-- BEGIN Data for this task --

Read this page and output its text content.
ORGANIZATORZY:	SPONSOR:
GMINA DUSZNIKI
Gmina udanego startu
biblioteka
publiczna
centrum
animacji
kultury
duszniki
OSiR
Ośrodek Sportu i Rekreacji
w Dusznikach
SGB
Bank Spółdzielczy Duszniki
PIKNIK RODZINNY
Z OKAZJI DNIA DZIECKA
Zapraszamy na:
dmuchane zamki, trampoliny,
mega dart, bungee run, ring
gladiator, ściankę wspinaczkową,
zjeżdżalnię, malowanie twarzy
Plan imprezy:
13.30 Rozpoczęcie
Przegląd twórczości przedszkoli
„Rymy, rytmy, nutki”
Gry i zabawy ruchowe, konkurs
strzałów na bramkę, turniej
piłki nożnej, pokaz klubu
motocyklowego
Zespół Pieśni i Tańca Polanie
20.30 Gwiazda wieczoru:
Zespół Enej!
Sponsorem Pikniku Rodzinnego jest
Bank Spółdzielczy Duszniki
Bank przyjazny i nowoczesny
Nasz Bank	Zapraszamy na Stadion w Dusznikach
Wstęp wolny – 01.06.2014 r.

-- END Data for this task --

> [Exercise objective]
Copy all data exactly, start to finish.

> [Response]
Read this page and output its text content.
ORGANIZATORZY:	SPONSOR:
GMINA DUSZNIKI
Gmina udanego startu
biblioteka
publiczna
centrum
animacji
kultury
duszniki
OSiR
Ośrodek Sportu i Rekreacji
w Dusznikach
SGB
Bank Spółdzielczy Duszniki
PIKNIK RODZINNY
Z OKAZJI DNIA DZIECKA
Zapraszamy na:
dmuchane zamki, trampoliny,
mega dart, bungee run, ring
gladiator, ściankę wspinaczkową,
zjeżdżalnię, malowanie twarzy
Plan imprezy:
13.30 Rozpoczęcie
Przegląd twórczości przedszkoli
„Rymy, rytmy, nutki”
Gry i zabawy ruchowe, konkurs
strzałów na bramkę, turniej
piłki nożnej, pokaz klubu
motocyklowego
Zespół Pieśni i Tańca Polanie
20.30 Gwiazda wieczoru:
Zespół Enej!
Sponsorem Pikniku Rodzinnego jest
Bank Spółdzielczy Duszniki
Bank przyjazny i nowoczesny
Nasz Bank	Zapraszamy na Stadion w Dusznikach
Wstęp wolny – 01.06.2014 r.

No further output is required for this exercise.